▸ **Written problem**
Locate the lines of the listing below that hold "special", then copy each of them.

▸ **Material for this task**
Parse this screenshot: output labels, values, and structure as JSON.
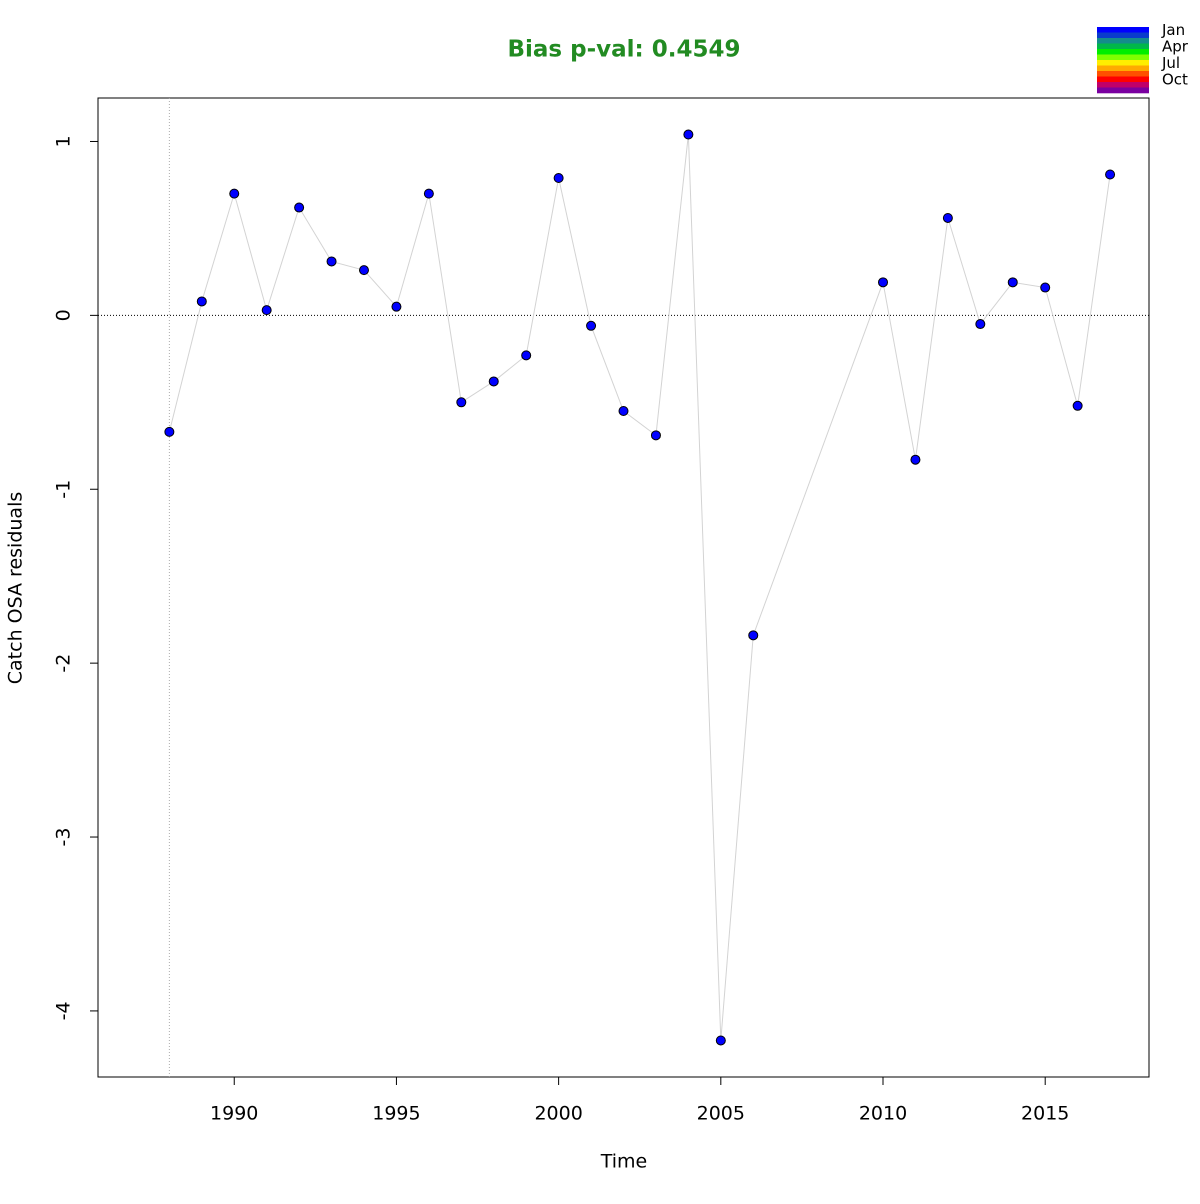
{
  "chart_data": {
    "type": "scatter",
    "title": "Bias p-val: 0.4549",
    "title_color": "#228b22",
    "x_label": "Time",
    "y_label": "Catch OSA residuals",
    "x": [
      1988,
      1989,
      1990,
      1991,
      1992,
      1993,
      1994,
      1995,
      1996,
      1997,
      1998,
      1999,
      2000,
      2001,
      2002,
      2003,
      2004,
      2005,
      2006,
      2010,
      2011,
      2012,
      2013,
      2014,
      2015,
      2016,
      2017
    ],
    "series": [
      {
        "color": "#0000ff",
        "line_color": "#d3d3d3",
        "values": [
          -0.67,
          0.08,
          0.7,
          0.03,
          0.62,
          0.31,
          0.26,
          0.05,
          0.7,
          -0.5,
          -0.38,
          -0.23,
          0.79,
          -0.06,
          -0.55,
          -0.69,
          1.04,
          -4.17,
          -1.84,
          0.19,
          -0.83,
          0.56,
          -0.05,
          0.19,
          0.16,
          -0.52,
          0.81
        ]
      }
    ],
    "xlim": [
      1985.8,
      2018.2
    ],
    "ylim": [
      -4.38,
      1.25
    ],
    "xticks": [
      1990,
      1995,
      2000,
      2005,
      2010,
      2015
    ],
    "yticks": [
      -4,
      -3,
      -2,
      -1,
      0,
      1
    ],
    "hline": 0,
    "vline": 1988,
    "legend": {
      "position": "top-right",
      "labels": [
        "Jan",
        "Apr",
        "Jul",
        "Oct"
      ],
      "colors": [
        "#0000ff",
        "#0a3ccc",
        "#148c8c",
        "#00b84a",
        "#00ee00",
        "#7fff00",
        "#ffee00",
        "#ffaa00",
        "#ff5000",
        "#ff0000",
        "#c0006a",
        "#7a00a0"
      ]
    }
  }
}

==

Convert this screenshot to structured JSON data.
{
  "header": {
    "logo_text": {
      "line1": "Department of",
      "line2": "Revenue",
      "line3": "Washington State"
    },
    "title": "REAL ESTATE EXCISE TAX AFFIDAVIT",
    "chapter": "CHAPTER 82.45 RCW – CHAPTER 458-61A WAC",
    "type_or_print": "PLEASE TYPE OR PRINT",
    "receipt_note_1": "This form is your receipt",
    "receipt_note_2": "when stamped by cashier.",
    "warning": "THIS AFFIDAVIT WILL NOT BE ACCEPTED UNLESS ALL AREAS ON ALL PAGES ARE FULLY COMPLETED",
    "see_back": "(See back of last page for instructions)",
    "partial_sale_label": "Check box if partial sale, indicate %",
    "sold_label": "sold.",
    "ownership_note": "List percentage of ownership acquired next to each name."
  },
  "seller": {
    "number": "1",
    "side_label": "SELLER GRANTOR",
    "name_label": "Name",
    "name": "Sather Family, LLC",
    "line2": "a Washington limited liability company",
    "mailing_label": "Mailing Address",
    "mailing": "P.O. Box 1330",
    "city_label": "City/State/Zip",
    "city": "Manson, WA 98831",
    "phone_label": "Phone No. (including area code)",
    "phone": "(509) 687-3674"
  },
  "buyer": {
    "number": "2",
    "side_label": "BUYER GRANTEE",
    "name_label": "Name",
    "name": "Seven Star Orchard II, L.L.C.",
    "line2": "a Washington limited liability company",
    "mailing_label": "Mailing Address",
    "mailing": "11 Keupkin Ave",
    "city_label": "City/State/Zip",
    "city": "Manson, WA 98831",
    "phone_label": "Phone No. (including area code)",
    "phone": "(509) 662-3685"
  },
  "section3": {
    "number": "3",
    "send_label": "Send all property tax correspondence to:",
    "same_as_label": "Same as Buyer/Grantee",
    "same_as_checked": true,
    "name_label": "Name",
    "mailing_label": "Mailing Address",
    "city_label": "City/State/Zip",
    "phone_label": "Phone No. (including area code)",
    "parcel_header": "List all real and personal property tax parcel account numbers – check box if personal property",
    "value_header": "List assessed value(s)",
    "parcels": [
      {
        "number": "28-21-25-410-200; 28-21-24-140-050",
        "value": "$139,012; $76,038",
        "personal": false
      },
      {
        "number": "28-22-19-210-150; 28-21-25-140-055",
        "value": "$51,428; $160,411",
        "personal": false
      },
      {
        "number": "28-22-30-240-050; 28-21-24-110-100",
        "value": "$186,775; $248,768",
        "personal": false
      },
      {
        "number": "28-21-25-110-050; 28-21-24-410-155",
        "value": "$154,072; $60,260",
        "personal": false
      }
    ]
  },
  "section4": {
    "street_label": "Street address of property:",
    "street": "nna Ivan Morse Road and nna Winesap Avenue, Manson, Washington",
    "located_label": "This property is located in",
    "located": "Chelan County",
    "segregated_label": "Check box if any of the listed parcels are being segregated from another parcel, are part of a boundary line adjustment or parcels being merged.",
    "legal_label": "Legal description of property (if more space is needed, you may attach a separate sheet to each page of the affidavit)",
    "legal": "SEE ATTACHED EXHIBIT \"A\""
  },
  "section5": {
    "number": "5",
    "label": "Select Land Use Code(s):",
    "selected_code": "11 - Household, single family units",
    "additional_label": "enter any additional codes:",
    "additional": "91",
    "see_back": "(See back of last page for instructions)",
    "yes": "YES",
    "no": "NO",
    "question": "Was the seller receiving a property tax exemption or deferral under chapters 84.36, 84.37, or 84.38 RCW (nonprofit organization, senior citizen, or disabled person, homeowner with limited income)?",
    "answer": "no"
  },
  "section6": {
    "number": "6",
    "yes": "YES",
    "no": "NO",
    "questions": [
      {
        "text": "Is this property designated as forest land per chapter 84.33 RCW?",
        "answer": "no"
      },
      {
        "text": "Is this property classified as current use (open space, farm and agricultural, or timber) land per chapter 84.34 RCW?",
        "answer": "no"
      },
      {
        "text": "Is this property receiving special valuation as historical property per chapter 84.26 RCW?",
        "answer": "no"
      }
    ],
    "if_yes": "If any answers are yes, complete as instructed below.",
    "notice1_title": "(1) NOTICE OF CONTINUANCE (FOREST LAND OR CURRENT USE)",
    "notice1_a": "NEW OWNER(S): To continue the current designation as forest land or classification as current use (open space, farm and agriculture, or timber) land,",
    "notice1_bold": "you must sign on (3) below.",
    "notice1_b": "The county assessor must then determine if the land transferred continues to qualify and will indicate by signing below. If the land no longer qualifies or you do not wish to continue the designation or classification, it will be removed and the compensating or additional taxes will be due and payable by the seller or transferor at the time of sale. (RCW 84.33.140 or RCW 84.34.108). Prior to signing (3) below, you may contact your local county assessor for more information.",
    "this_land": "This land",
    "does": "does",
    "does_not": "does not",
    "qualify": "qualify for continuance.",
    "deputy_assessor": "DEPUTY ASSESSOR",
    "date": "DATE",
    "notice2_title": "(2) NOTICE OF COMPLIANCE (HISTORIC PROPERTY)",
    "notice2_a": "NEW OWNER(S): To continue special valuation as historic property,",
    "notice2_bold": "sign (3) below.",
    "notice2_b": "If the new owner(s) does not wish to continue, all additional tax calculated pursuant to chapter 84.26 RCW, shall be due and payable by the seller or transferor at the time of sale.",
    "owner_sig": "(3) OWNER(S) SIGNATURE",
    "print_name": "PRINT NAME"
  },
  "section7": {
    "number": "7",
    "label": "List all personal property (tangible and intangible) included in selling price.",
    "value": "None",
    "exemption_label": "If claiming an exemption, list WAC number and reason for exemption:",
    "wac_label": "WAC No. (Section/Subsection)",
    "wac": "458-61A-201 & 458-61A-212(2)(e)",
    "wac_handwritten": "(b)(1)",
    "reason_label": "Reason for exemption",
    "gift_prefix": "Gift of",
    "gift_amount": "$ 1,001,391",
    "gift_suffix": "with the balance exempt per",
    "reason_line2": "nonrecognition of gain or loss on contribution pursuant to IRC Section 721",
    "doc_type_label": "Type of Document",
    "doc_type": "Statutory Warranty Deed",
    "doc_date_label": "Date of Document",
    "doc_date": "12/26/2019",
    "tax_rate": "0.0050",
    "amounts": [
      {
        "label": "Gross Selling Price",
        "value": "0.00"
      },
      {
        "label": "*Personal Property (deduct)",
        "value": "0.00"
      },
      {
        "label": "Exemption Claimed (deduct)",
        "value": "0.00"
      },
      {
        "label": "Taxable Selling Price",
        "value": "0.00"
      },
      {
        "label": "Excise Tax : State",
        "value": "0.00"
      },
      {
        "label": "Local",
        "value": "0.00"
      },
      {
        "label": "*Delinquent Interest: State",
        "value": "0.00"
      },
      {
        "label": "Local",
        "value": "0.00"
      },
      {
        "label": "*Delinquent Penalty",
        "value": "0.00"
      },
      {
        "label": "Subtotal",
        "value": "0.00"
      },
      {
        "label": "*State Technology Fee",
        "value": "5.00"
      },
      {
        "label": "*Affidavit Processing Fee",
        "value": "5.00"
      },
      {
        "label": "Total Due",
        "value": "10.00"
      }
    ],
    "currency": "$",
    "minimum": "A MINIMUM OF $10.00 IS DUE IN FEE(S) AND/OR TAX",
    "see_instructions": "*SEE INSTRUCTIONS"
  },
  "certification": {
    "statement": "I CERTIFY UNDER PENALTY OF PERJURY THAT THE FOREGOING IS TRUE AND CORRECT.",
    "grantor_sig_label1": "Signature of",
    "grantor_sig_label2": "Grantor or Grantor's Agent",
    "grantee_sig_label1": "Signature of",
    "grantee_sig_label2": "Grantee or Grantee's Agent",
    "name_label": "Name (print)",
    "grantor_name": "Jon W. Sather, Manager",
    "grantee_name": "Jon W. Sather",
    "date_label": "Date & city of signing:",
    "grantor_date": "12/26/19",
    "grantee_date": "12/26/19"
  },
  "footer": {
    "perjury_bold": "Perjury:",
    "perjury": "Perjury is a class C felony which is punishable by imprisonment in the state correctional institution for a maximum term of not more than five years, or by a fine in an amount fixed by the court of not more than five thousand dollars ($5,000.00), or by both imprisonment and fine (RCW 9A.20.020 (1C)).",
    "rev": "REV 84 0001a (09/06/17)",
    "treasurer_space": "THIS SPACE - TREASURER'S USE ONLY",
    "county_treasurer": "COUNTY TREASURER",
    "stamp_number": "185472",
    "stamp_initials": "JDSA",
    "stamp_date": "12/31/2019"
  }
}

▸ **Exercise response**
        "text": "Is this property receiving special valuation as historical property per chapter 84.26 RCW?",
    "notice2_a": "NEW OWNER(S): To continue special valuation as historic property,",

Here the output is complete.